— Begin —
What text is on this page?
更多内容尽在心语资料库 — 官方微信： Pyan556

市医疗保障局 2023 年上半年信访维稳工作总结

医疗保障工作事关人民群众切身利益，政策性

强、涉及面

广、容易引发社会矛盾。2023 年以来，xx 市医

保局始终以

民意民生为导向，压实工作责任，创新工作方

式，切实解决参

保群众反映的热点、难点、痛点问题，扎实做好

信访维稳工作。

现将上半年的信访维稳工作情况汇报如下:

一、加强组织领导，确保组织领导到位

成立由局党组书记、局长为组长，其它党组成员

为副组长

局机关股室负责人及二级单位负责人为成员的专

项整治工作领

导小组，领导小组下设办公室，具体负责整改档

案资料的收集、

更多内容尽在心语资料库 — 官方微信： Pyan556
— End —
— Begin —
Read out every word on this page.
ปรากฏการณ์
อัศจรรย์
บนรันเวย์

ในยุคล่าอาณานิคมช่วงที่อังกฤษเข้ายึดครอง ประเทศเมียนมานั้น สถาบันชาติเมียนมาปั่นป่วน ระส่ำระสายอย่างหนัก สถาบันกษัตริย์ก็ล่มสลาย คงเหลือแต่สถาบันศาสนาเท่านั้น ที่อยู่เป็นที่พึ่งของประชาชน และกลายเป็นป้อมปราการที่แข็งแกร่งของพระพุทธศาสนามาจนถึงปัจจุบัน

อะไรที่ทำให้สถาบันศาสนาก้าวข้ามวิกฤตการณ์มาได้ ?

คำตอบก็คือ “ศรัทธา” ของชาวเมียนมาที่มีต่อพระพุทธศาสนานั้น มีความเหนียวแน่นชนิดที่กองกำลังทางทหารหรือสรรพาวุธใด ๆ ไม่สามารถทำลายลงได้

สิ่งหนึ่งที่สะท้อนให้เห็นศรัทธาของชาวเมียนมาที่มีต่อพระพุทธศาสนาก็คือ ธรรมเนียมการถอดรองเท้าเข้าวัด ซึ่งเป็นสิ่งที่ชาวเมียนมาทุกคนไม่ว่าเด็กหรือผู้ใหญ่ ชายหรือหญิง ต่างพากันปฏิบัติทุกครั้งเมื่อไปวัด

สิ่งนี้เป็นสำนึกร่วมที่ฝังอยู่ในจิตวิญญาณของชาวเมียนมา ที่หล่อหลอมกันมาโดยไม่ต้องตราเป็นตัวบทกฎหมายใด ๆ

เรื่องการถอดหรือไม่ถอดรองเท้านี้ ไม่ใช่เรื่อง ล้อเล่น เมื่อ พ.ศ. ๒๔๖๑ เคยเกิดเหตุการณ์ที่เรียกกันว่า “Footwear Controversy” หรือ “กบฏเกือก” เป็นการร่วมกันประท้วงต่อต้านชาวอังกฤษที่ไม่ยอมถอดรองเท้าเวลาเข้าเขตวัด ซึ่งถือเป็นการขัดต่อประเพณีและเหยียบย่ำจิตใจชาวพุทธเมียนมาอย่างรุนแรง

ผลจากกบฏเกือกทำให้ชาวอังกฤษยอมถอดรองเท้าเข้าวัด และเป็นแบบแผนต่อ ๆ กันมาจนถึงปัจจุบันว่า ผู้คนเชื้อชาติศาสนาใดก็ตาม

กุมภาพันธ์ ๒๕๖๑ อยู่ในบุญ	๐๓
— End —
— Begin —
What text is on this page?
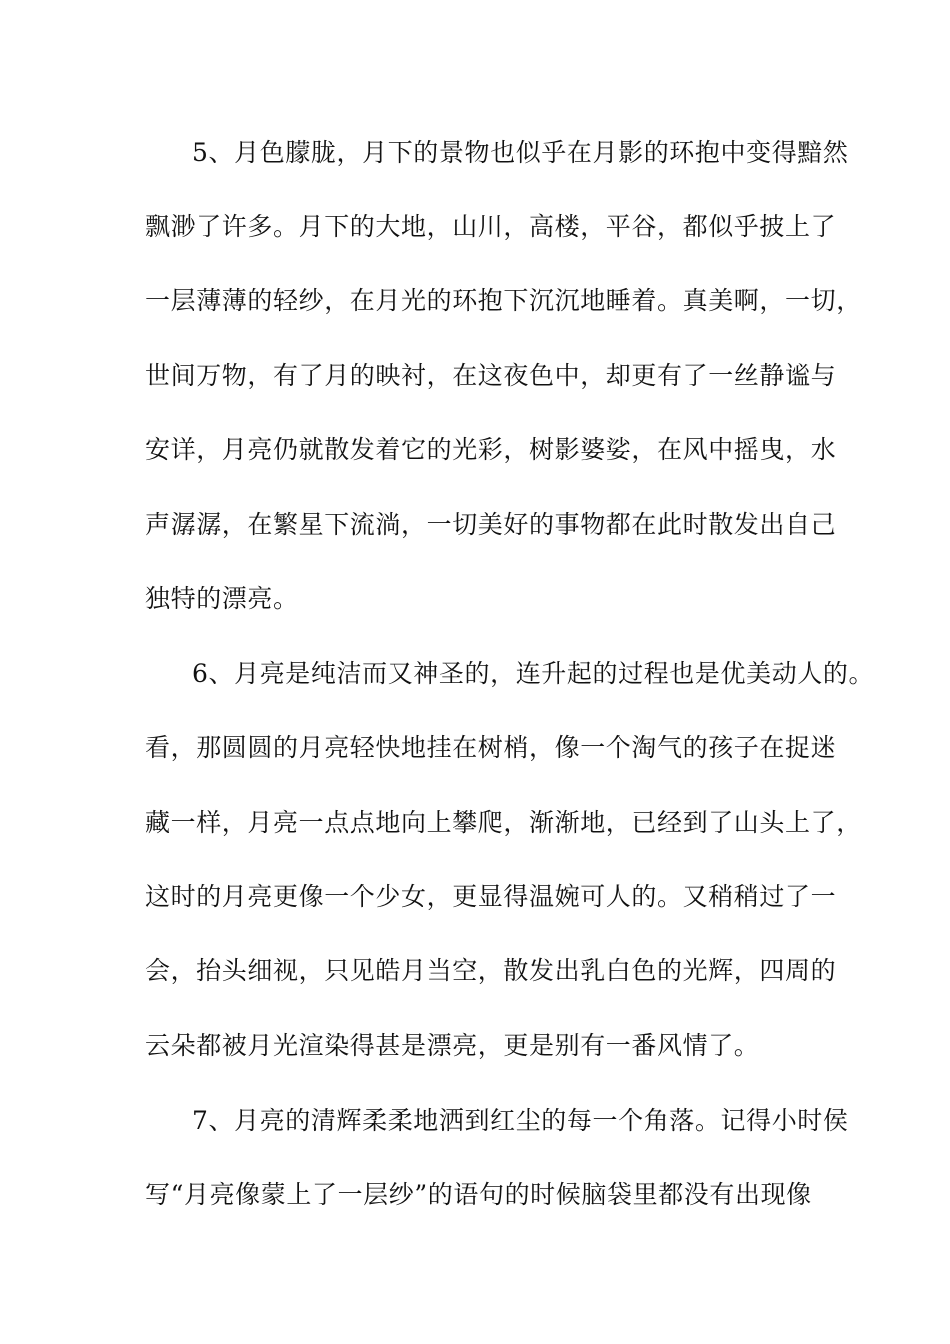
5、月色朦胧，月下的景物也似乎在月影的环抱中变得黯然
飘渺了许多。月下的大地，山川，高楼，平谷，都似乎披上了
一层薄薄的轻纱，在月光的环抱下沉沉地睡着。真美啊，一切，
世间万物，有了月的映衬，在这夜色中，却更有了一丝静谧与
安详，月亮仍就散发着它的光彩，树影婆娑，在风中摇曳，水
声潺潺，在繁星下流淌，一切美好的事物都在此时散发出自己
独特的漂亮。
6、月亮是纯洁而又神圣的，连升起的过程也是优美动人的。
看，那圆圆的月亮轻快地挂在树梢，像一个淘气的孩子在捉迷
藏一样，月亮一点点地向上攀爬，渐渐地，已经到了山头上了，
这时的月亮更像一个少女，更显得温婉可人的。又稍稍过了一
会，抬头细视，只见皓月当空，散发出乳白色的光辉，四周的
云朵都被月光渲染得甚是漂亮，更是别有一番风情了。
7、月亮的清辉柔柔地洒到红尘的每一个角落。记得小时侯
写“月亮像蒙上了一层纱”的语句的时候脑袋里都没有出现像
— End —
REQUIRED TASK:
Copy every line of the data that holds the string "อพระพ".

EXERCISE RESPONSE:
คำตอบก็คือ “ศรัทธา” ของชาวเมียนมาที่มีต่อพระพุทธศาสนานั้น มีความเหนียวแน่นชนิดที่กองกำลังทางทหารหรือสรรพาวุธใด ๆ ไม่สามารถทำลายลงได้
สิ่งหนึ่งที่สะท้อนให้เห็นศรัทธาของชาวเมียนมาที่มีต่อพระพุทธศาสนาก็คือ ธรรมเนียมการถอดรองเท้าเข้าวัด ซึ่งเป็นสิ่งที่ชาวเมียนมาทุกคนไม่ว่าเด็กหรือผู้ใหญ่ ชายหรือหญิง ต่างพากันปฏิบัติทุกครั้งเมื่อไปวัด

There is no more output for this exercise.